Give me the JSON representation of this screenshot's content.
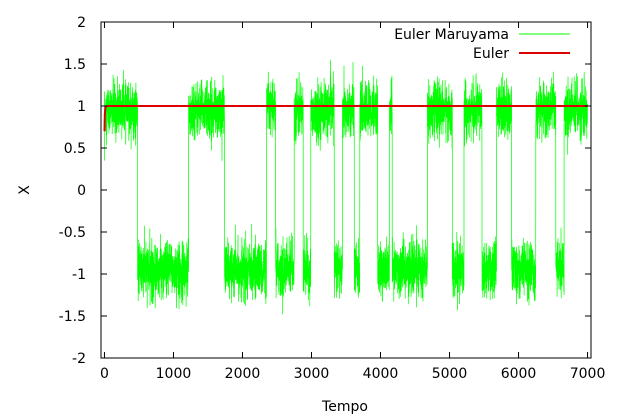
{
  "chart_data": {
    "type": "line",
    "xlabel": "Tempo",
    "ylabel": "X",
    "xlim": [
      -50,
      7050
    ],
    "ylim": [
      -2,
      2
    ],
    "xticks": [
      0,
      1000,
      2000,
      3000,
      4000,
      5000,
      6000,
      7000
    ],
    "yticks": [
      -2,
      -1.5,
      -1,
      -0.5,
      0,
      0.5,
      1,
      1.5,
      2
    ],
    "xtick_labels": [
      "0",
      "1000",
      "2000",
      "3000",
      "4000",
      "5000",
      "6000",
      "7000"
    ],
    "ytick_labels": [
      "-2",
      "-1.5",
      "-1",
      "-0.5",
      "0",
      "0.5",
      "1",
      "1.5",
      "2"
    ],
    "grid": false,
    "legend_position": "top-right",
    "series": [
      {
        "name": "Euler Maruyama",
        "color": "#00ff00",
        "note_regimes": "bistable noisy path switching between wells near +0.95 and -0.95",
        "regimes": [
          {
            "x0": 0,
            "x1": 480,
            "level": 0.95
          },
          {
            "x0": 480,
            "x1": 1220,
            "level": -0.95
          },
          {
            "x0": 1220,
            "x1": 1740,
            "level": 0.95
          },
          {
            "x0": 1740,
            "x1": 2350,
            "level": -0.95
          },
          {
            "x0": 2350,
            "x1": 2480,
            "level": 0.95
          },
          {
            "x0": 2480,
            "x1": 2750,
            "level": -0.95
          },
          {
            "x0": 2750,
            "x1": 2880,
            "level": 0.95
          },
          {
            "x0": 2880,
            "x1": 2990,
            "level": -0.95
          },
          {
            "x0": 2990,
            "x1": 3330,
            "level": 0.95
          },
          {
            "x0": 3330,
            "x1": 3450,
            "level": -0.95
          },
          {
            "x0": 3450,
            "x1": 3620,
            "level": 0.95
          },
          {
            "x0": 3620,
            "x1": 3700,
            "level": -0.95
          },
          {
            "x0": 3700,
            "x1": 3960,
            "level": 0.95
          },
          {
            "x0": 3960,
            "x1": 4130,
            "level": -0.95
          },
          {
            "x0": 4130,
            "x1": 4170,
            "level": 0.95
          },
          {
            "x0": 4170,
            "x1": 4680,
            "level": -0.95
          },
          {
            "x0": 4680,
            "x1": 5040,
            "level": 0.95
          },
          {
            "x0": 5040,
            "x1": 5210,
            "level": -0.95
          },
          {
            "x0": 5210,
            "x1": 5470,
            "level": 0.95
          },
          {
            "x0": 5470,
            "x1": 5680,
            "level": -0.95
          },
          {
            "x0": 5680,
            "x1": 5900,
            "level": 0.95
          },
          {
            "x0": 5900,
            "x1": 6250,
            "level": -0.95
          },
          {
            "x0": 6250,
            "x1": 6540,
            "level": 0.95
          },
          {
            "x0": 6540,
            "x1": 6660,
            "level": -0.95
          },
          {
            "x0": 6660,
            "x1": 6960,
            "level": 0.95
          },
          {
            "x0": 6960,
            "x1": 7000,
            "level": 0.9
          }
        ]
      },
      {
        "name": "Euler",
        "color": "#dd0000",
        "x": [
          0,
          5,
          15,
          40,
          7000
        ],
        "y": [
          0.7,
          0.9,
          0.99,
          1.0,
          1.0
        ]
      }
    ]
  }
}
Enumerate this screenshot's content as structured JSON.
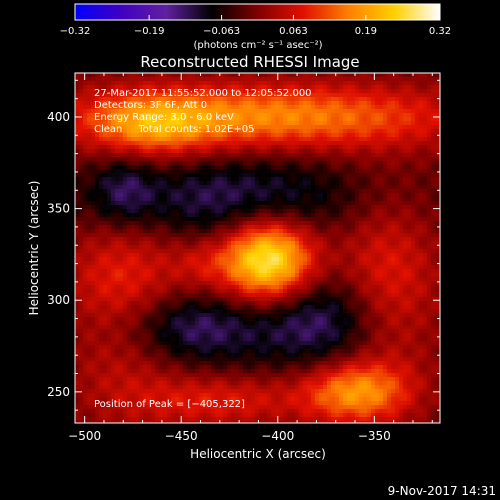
{
  "chart_data": {
    "type": "heatmap",
    "title": "Reconstructed RHESSI Image",
    "xlabel": "Heliocentric X (arcsec)",
    "ylabel": "Heliocentric Y (arcsec)",
    "xlim": [
      -505,
      -316
    ],
    "ylim": [
      233,
      424
    ],
    "x_ticks": [
      -500,
      -450,
      -400,
      -350
    ],
    "y_ticks": [
      250,
      300,
      350,
      400
    ],
    "x_tick_labels": [
      "−500",
      "−450",
      "−400",
      "−350"
    ],
    "y_tick_labels": [
      "250",
      "300",
      "350",
      "400"
    ],
    "grid": false,
    "colorbar": {
      "min": -0.32,
      "max": 0.32,
      "ticks": [
        -0.32,
        -0.19,
        -0.063,
        0.063,
        0.19,
        0.32
      ],
      "tick_labels": [
        "−0.32",
        "−0.19",
        "−0.063",
        "0.063",
        "0.19",
        "0.32"
      ],
      "unit_label": "(photons cm⁻² s⁻¹ asec⁻²)",
      "colormap": [
        "#0000ff",
        "#4000c0",
        "#6020a0",
        "#000000",
        "#800000",
        "#e01000",
        "#ff8000",
        "#ffd000",
        "#ffffff"
      ]
    },
    "annotations": [
      "27-Mar-2017 11:55:52.000 to 12:05:52.000",
      "Detectors: 3F 6F, Att 0",
      "Energy Range: 3.0 - 6.0 keV",
      "Clean     Total counts: 1.02E+05"
    ],
    "peak_label": "Position of Peak = [−405,322]",
    "peak_position": [
      -405,
      322
    ],
    "sources": [
      {
        "x": -405,
        "y": 322,
        "sx": 17,
        "sy": 16,
        "amp": 0.32
      },
      {
        "x": -405,
        "y": 400,
        "sx": 70,
        "sy": 13,
        "amp": 0.19
      },
      {
        "x": -465,
        "y": 395,
        "sx": 22,
        "sy": 12,
        "amp": 0.12
      },
      {
        "x": -345,
        "y": 310,
        "sx": 20,
        "sy": 36,
        "amp": 0.12
      },
      {
        "x": -360,
        "y": 250,
        "sx": 20,
        "sy": 12,
        "amp": 0.19
      },
      {
        "x": -480,
        "y": 305,
        "sx": 22,
        "sy": 45,
        "amp": 0.12
      },
      {
        "x": -430,
        "y": 245,
        "sx": 30,
        "sy": 10,
        "amp": 0.1
      },
      {
        "x": -440,
        "y": 320,
        "sx": 12,
        "sy": 10,
        "amp": 0.06
      },
      {
        "x": -430,
        "y": 355,
        "sx": 60,
        "sy": 18,
        "amp": -0.11
      },
      {
        "x": -450,
        "y": 285,
        "sx": 30,
        "sy": 14,
        "amp": -0.13
      },
      {
        "x": -375,
        "y": 290,
        "sx": 24,
        "sy": 20,
        "amp": -0.13
      },
      {
        "x": -480,
        "y": 360,
        "sx": 12,
        "sy": 15,
        "amp": -0.09
      }
    ]
  },
  "footer": {
    "date": "9-Nov-2017 14:31"
  }
}
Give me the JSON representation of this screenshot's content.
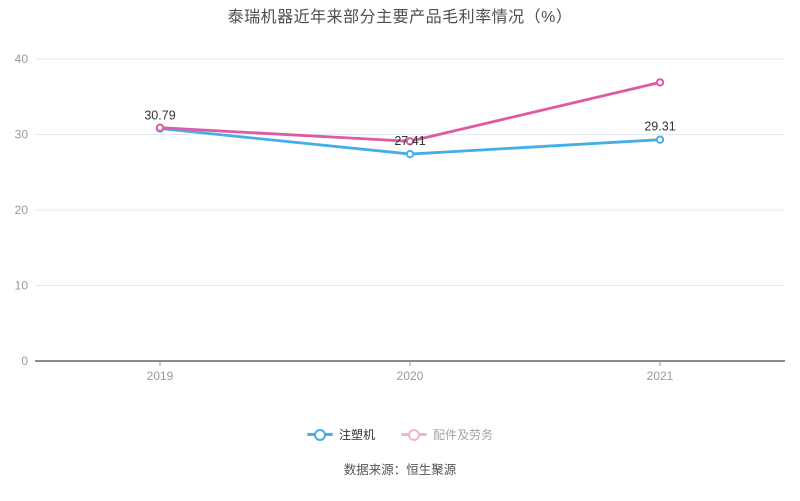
{
  "title": "泰瑞机器近年来部分主要产品毛利率情况（%）",
  "source": "数据来源：恒生聚源",
  "colors": {
    "series1": "#45aee8",
    "series2": "#dd5ba4",
    "grid_line": "#e4e9f4",
    "axis_line": "#5c6570",
    "tick_mark": "#999999",
    "axis_label": "#999999",
    "data_label": "#333333",
    "title_text": "#4e4e4e",
    "source_text": "#555555",
    "legend_text": "#333333"
  },
  "chart_data": {
    "type": "line",
    "title": "泰瑞机器近年来部分主要产品毛利率情况（%）",
    "categories": [
      "2019",
      "2020",
      "2021"
    ],
    "series": [
      {
        "name": "注塑机",
        "color": "#45aee8",
        "values": [
          30.79,
          27.41,
          29.31
        ],
        "data_labels": [
          "30.79",
          "27.41",
          "29.31"
        ],
        "show_labels": true,
        "legend_dimmed": false
      },
      {
        "name": "配件及劳务",
        "color": "#dd5ba4",
        "values": [
          30.9,
          29.1,
          36.9
        ],
        "data_labels": [],
        "show_labels": false,
        "legend_dimmed": true
      }
    ],
    "ylim": [
      0,
      40
    ],
    "yticks": [
      0,
      10,
      20,
      30,
      40
    ],
    "grid": true,
    "legend_position": "bottom",
    "xlabel": "",
    "ylabel": ""
  }
}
───
Directions
Copy out every line in the listing where the word "Heliocentric" appears.

Exercise solution
    "xlabel": "Heliocentric X (arcsec)",
    "ylabel": "Heliocentric Y (arcsec)",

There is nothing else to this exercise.